━━━ GIVEN INFORMATION

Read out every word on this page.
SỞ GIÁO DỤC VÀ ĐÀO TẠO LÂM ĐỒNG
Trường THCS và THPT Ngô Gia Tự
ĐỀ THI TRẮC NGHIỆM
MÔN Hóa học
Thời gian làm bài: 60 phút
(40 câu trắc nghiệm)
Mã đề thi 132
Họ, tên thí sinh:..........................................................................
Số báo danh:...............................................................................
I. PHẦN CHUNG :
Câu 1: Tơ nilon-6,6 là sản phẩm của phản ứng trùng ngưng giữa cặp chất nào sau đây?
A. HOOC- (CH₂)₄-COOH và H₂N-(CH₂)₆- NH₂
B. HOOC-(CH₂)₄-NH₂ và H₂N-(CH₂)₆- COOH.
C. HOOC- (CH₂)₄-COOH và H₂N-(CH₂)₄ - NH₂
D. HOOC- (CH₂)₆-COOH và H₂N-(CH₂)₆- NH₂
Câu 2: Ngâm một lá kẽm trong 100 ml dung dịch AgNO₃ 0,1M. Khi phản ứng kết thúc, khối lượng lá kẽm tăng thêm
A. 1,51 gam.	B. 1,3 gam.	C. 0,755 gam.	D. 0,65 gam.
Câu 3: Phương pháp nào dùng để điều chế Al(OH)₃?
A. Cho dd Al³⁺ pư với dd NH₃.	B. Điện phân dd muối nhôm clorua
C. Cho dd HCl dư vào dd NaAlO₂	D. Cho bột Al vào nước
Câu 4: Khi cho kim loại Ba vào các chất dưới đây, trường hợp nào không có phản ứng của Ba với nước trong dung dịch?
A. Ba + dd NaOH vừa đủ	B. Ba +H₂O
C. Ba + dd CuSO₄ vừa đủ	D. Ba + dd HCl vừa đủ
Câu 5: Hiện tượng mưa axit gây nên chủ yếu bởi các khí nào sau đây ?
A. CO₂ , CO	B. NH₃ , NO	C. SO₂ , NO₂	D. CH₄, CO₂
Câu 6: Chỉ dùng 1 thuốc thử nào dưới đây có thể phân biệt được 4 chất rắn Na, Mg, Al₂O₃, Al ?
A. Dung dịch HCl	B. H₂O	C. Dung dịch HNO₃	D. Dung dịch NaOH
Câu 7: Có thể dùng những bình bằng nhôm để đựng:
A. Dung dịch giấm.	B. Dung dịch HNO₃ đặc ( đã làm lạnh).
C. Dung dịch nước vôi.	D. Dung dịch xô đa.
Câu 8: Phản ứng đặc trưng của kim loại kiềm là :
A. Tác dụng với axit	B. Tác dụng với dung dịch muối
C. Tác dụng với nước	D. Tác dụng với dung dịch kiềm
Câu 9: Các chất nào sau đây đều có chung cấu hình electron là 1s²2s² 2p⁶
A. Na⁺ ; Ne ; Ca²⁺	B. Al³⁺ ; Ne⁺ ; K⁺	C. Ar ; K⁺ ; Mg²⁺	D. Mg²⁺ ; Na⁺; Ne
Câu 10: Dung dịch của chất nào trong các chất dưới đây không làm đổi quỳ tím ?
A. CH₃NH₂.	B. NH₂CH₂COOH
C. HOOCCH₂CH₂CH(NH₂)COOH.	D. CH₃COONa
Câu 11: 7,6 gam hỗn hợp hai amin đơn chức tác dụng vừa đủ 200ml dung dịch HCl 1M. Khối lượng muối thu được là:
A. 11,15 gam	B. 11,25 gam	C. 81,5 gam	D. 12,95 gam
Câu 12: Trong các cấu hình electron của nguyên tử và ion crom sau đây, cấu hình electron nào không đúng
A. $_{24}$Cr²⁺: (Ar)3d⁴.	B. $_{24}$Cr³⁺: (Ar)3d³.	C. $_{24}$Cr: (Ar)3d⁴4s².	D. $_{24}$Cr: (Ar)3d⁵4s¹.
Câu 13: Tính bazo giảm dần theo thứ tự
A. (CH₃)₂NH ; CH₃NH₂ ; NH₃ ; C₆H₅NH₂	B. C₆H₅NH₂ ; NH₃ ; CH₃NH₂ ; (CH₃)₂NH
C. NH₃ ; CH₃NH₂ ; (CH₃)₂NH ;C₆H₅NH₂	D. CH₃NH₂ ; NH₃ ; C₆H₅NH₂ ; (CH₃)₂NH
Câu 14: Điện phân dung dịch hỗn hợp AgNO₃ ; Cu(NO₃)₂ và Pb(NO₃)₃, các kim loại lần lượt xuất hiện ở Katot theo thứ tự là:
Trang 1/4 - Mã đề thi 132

━━━━━━

All of the entries above should be written out again exactly.

• _EXERCISE RESPONSE_
Read out every word on this page.
SỞ GIÁO DỤC VÀ ĐÀO TẠO LÂM ĐỒNG
Trường THCS và THPT Ngô Gia Tự
ĐỀ THI TRẮC NGHIỆM
MÔN Hóa học
Thời gian làm bài: 60 phút
(40 câu trắc nghiệm)
Mã đề thi 132
Họ, tên thí sinh:..........................................................................
Số báo danh:...............................................................................
I. PHẦN CHUNG :
Câu 1: Tơ nilon-6,6 là sản phẩm của phản ứng trùng ngưng giữa cặp chất nào sau đây?
A. HOOC- (CH₂)₄-COOH và H₂N-(CH₂)₆- NH₂
B. HOOC-(CH₂)₄-NH₂ và H₂N-(CH₂)₆- COOH.
C. HOOC- (CH₂)₄-COOH và H₂N-(CH₂)₄ - NH₂
D. HOOC- (CH₂)₆-COOH và H₂N-(CH₂)₆- NH₂
Câu 2: Ngâm một lá kẽm trong 100 ml dung dịch AgNO₃ 0,1M. Khi phản ứng kết thúc, khối lượng lá kẽm tăng thêm
A. 1,51 gam.	B. 1,3 gam.	C. 0,755 gam.	D. 0,65 gam.
Câu 3: Phương pháp nào dùng để điều chế Al(OH)₃?
A. Cho dd Al³⁺ pư với dd NH₃.	B. Điện phân dd muối nhôm clorua
C. Cho dd HCl dư vào dd NaAlO₂	D. Cho bột Al vào nước
Câu 4: Khi cho kim loại Ba vào các chất dưới đây, trường hợp nào không có phản ứng của Ba với nước trong dung dịch?
A. Ba + dd NaOH vừa đủ	B. Ba +H₂O
C. Ba + dd CuSO₄ vừa đủ	D. Ba + dd HCl vừa đủ
Câu 5: Hiện tượng mưa axit gây nên chủ yếu bởi các khí nào sau đây ?
A. CO₂ , CO	B. NH₃ , NO	C. SO₂ , NO₂	D. CH₄, CO₂
Câu 6: Chỉ dùng 1 thuốc thử nào dưới đây có thể phân biệt được 4 chất rắn Na, Mg, Al₂O₃, Al ?
A. Dung dịch HCl	B. H₂O	C. Dung dịch HNO₃	D. Dung dịch NaOH
Câu 7: Có thể dùng những bình bằng nhôm để đựng:
A. Dung dịch giấm.	B. Dung dịch HNO₃ đặc ( đã làm lạnh).
C. Dung dịch nước vôi.	D. Dung dịch xô đa.
Câu 8: Phản ứng đặc trưng của kim loại kiềm là :
A. Tác dụng với axit	B. Tác dụng với dung dịch muối
C. Tác dụng với nước	D. Tác dụng với dung dịch kiềm
Câu 9: Các chất nào sau đây đều có chung cấu hình electron là 1s²2s² 2p⁶
A. Na⁺ ; Ne ; Ca²⁺	B. Al³⁺ ; Ne⁺ ; K⁺	C. Ar ; K⁺ ; Mg²⁺	D. Mg²⁺ ; Na⁺; Ne
Câu 10: Dung dịch của chất nào trong các chất dưới đây không làm đổi quỳ tím ?
A. CH₃NH₂.	B. NH₂CH₂COOH
C. HOOCCH₂CH₂CH(NH₂)COOH.	D. CH₃COONa
Câu 11: 7,6 gam hỗn hợp hai amin đơn chức tác dụng vừa đủ 200ml dung dịch HCl 1M. Khối lượng muối thu được là:
A. 11,15 gam	B. 11,25 gam	C. 81,5 gam	D. 12,95 gam
Câu 12: Trong các cấu hình electron của nguyên tử và ion crom sau đây, cấu hình electron nào không đúng
A. $_{24}$Cr²⁺: (Ar)3d⁴.	B. $_{24}$Cr³⁺: (Ar)3d³.	C. $_{24}$Cr: (Ar)3d⁴4s².	D. $_{24}$Cr: (Ar)3d⁵4s¹.
Câu 13: Tính bazo giảm dần theo thứ tự
A. (CH₃)₂NH ; CH₃NH₂ ; NH₃ ; C₆H₅NH₂	B. C₆H₅NH₂ ; NH₃ ; CH₃NH₂ ; (CH₃)₂NH
C. NH₃ ; CH₃NH₂ ; (CH₃)₂NH ;C₆H₅NH₂	D. CH₃NH₂ ; NH₃ ; C₆H₅NH₂ ; (CH₃)₂NH
Câu 14: Điện phân dung dịch hỗn hợp AgNO₃ ; Cu(NO₃)₂ và Pb(NO₃)₃, các kim loại lần lượt xuất hiện ở Katot theo thứ tự là:
Trang 1/4 - Mã đề thi 132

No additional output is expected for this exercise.